## Problem to work on:
Wherever "električno" appears in a line, list that line.

## Material for this task:
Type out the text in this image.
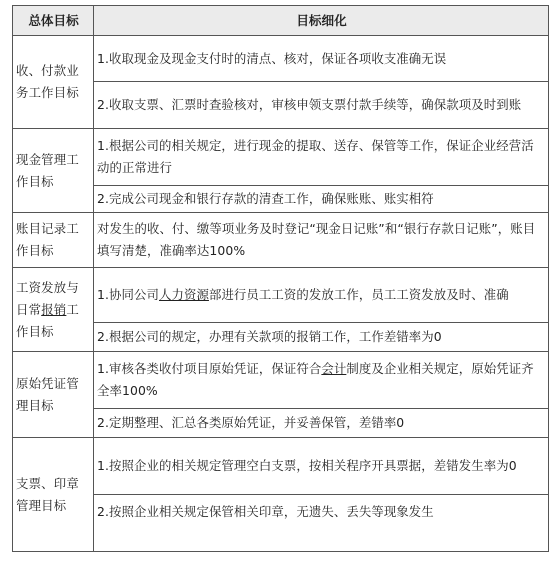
总体目标	目标细化
收、付款业务工作目标	1.收取现金及现金支付时的清点、核对，保证各项收支准确无误
	2.收取支票、汇票时查验核对，审核申领支票付款手续等，确保款项及时到账
现金管理工作目标	1.根据公司的相关规定，进行现金的提取、送存、保管等工作，保证企业经营活动的正常进行
	2.完成公司现金和银行存款的清查工作，确保账账、账实相符
账目记录工作目标	对发生的收、付、缴等项业务及时登记“现金日记账”和“银行存款日记账”，账目填写清楚，准确率达100%
工资发放与日常报销工作目标	1.协同公司人力资源部进行员工工资的发放工作，员工工资发放及时、准确
	2.根据公司的规定，办理有关款项的报销工作，工作差错率为0
原始凭证管理目标	1.审核各类收付项目原始凭证，保证符合会计制度及企业相关规定，原始凭证齐全率100%
	2.定期整理、汇总各类原始凭证，并妥善保管，差错率0
支票、印章管理目标	1.按照企业的相关规定管理空白支票，按相关程序开具票据，差错发生率为0
	2.按照企业相关规定保管相关印章，无遗失、丢失等现象发生
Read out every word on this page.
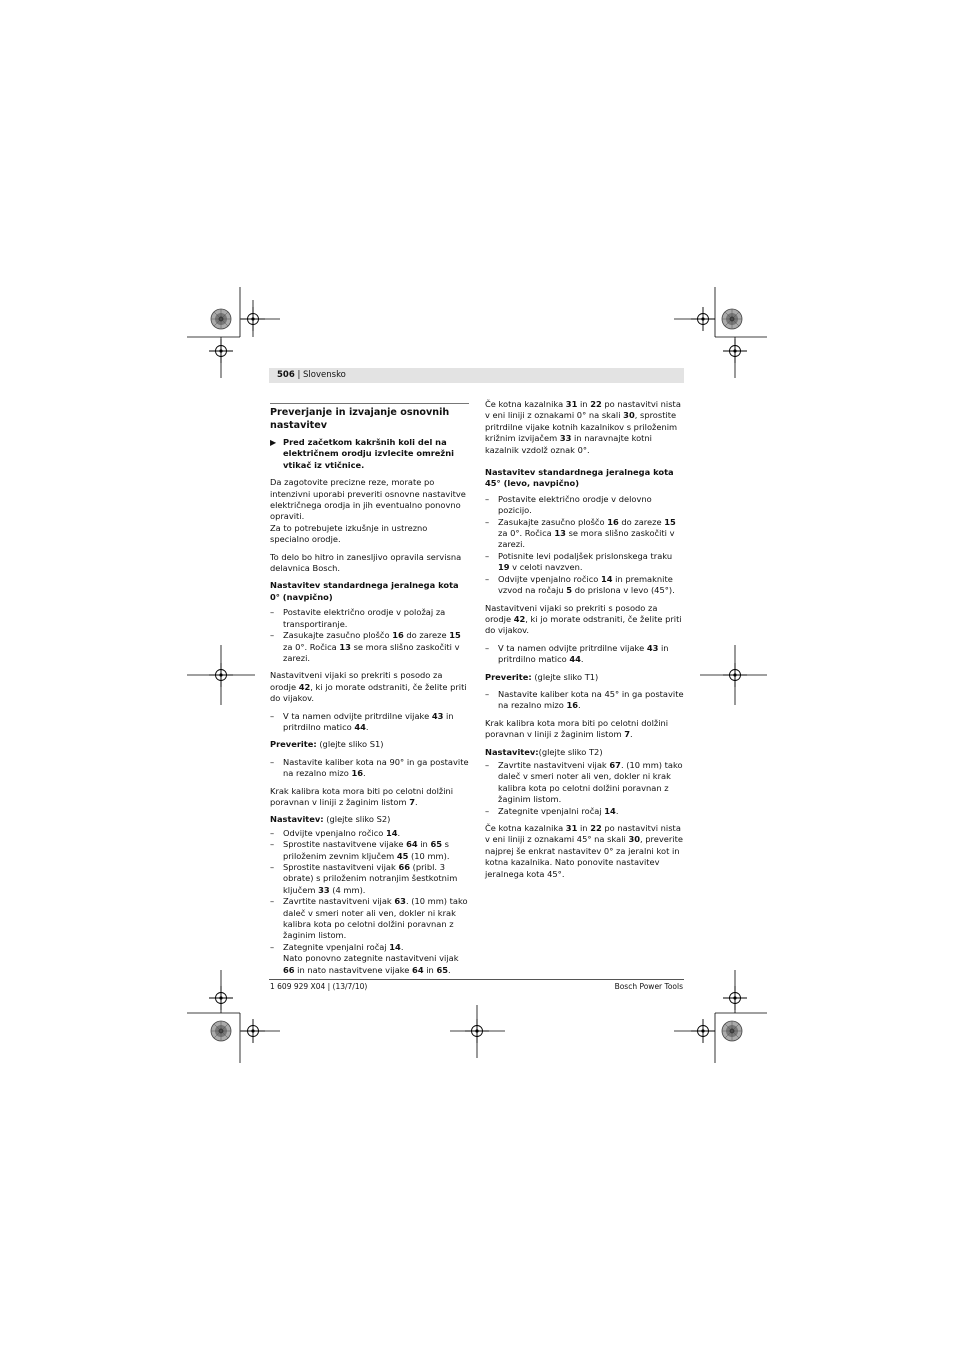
506 | Slovensko
Preverjanje in izvajanje osnovnih nastavitev
▶ Pred začetkom kakršnih koli del na električnem orodju izvlecite omrežni vtikač iz vtičnice.
Da zagotovite precizne reze, morate po intenzivni uporabi preveriti osnovne nastavitve električnega orodja in jih eventualno ponovno opraviti.
Za to potrebujete izkušnje in ustrezno specialno orodje.
To delo bo hitro in zanesljivo opravila servisna delavnica Bosch.
Nastavitev standardnega jeralnega kota 0° (navpično)
– Postavite električno orodje v položaj za transportiranje.
– Zasukajte zasučno ploščo 16 do zareze 15 za 0°. Ročica 13 se mora slišno zaskočiti v zarezi.
Nastavitveni vijaki so prekriti s posodo za orodje 42, ki jo morate odstraniti, če želite priti do vijakov.
– V ta namen odvijte pritrdilne vijake 43 in pritrdilno matico 44.
Preverite: (glejte sliko S1)
– Nastavite kaliber kota na 90° in ga postavite na rezalno mizo 16.
Krak kalibra kota mora biti po celotni dolžini poravnan v liniji z žaginim listom 7.
Nastavitev: (glejte sliko S2)
– Odvijte vpenjalno ročico 14.
– Sprostite nastavitvene vijake 64 in 65 s priloženim zevnim ključem 45 (10 mm).
– Sprostite nastavitveni vijak 66 (pribl. 3 obrate) s priloženim notranjim šestkotnim ključem 33 (4 mm).
– Zavrtite nastavitveni vijak 63. (10 mm) tako daleč v smeri noter ali ven, dokler ni krak kalibra kota po celotni dolžini poravnan z žaginim listom.
– Zategnite vpenjalni ročaj 14.
Nato ponovno zategnite nastavitveni vijak 66 in nato nastavitvene vijake 64 in 65.
Če kotna kazalnika 31 in 22 po nastavitvi nista v eni liniji z oznakami 0° na skali 30, sprostite pritrdilne vijake kotnih kazalnikov s priloženim križnim izvijačem 33 in naravnajte kotni kazalnik vzdolž oznak 0°.
Nastavitev standardnega jeralnega kota 45° (levo, navpično)
– Postavite električno orodje v delovno pozicijo.
– Zasukajte zasučno ploščo 16 do zareze 15 za 0°. Ročica 13 se mora slišno zaskočiti v zarezi.
– Potisnite levi podaljšek prislonskega traku 19 v celoti navzven.
– Odvijte vpenjalno ročico 14 in premaknite vzvod na ročaju 5 do prislona v levo (45°).
Nastavitveni vijaki so prekriti s posodo za orodje 42, ki jo morate odstraniti, če želite priti do vijakov.
– V ta namen odvijte pritrdilne vijake 43 in pritrdilno matico 44.
Preverite: (glejte sliko T1)
– Nastavite kaliber kota na 45° in ga postavite na rezalno mizo 16.
Krak kalibra kota mora biti po celotni dolžini poravnan v liniji z žaginim listom 7.
Nastavitev:(glejte sliko T2)
– Zavrtite nastavitveni vijak 67. (10 mm) tako daleč v smeri noter ali ven, dokler ni krak kalibra kota po celotni dolžini poravnan z žaginim listom.
– Zategnite vpenjalni ročaj 14.
Če kotna kazalnika 31 in 22 po nastavitvi nista v eni liniji z oznakami 45° na skali 30, preverite najprej še enkrat nastavitev 0° za jeralni kot in kotna kazalnika. Nato ponovite nastavitev jeralnega kota 45°.
1 609 929 X04 | (13/7/10)	Bosch Power Tools
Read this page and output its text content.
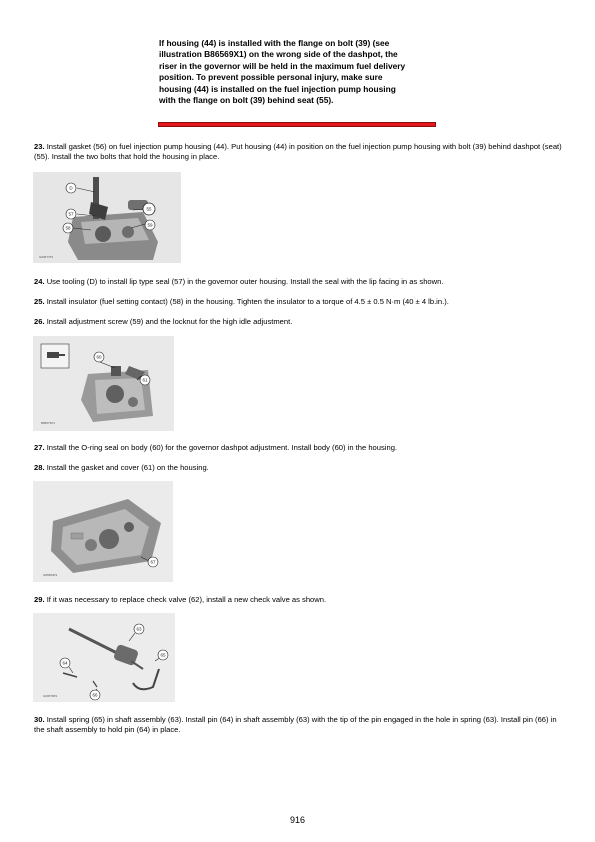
If housing (44) is installed with the flange on bolt (39) (see
illustration B86569X1) on the wrong side of the dashpot, the
riser in the governor will be held in the maximum fuel delivery
position. To prevent possible personal injury, make sure
housing (44) is installed on the fuel injection pump housing
with the flange on bolt (39) behind seat (55).
23. Install gasket (56) on fuel injection pump housing (44). Put housing (44) in position on the fuel injection pump housing with bolt (39) behind dashpot (seat) (55). Install the two bolts that hold the housing in place.
D
57
58
59
55
G00577P1
24. Use tooling (D) to install lip type seal (57) in the governor outer housing. Install the seal with the lip facing in as shown.
25. Install insulator (fuel setting contact) (58) in the housing. Tighten the insulator to a torque of 4.5 ± 0.5 N·m (40 ± 4 lb.in.).
26. Install adjustment screw (59) and the locknut for the high idle adjustment.
60
61
B86573P1
27. Install the O-ring seal on body (60) for the governor dashpot adjustment. Install body (60) in the housing.
28. Install the gasket and cover (61) on the housing.
67
G86584P1
29. If it was necessary to replace check valve (62), install a new check valve as shown.
63
64
65
66
G00578P1
30. Install spring (65) in shaft assembly (63). Install pin (64) in shaft assembly (63) with the tip of the pin engaged in the hole in spring (63). Install pin (66) in the shaft assembly to hold pin (64) in place.
916
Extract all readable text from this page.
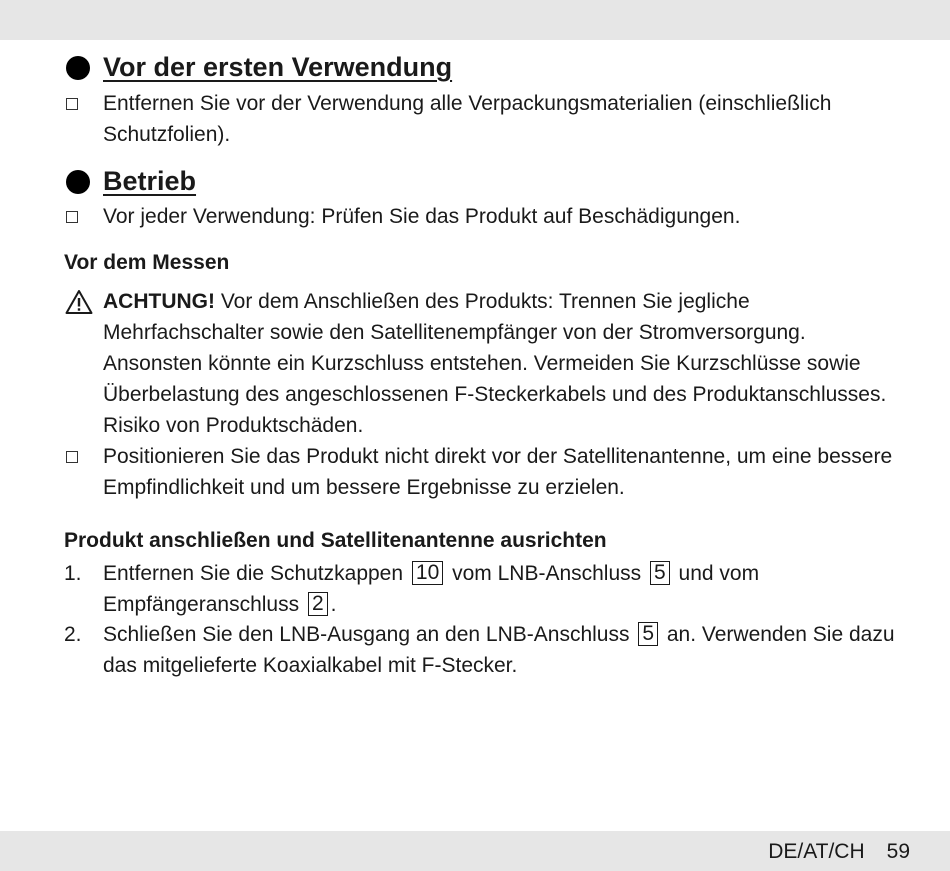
Vor der ersten Verwendung
Entfernen Sie vor der Verwendung alle Verpackungsmaterialien (einschließlich
Schutzfolien).
Betrieb
Vor jeder Verwendung: Prüfen Sie das Produkt auf Beschädigungen.
Vor dem Messen
ACHTUNG! Vor dem Anschließen des Produkts: Trennen Sie jegliche
Mehrfachschalter sowie den Satellitenempfänger von der Stromversorgung.
Ansonsten könnte ein Kurzschluss entstehen. Vermeiden Sie Kurzschlüsse sowie
Überbelastung des angeschlossenen F-Steckerkabels und des Produktanschlusses.
Risiko von Produktschäden.
Positionieren Sie das Produkt nicht direkt vor der Satellitenantenne, um eine bessere
Empfindlichkeit und um bessere Ergebnisse zu erzielen.
Produkt anschließen und Satellitenantenne ausrichten
1. Entfernen Sie die Schutzkappen 10 vom LNB-Anschluss 5 und vom
Empfängeranschluss 2 .
2. Schließen Sie den LNB-Ausgang an den LNB-Anschluss 5 an. Verwenden Sie dazu
das mitgelieferte Koaxialkabel mit F-Stecker.
DE/AT/CH 59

## Response to the task:
– Postavite električno orodje v položaj za transportiranje.
– Postavite električno orodje v delovno pozicijo.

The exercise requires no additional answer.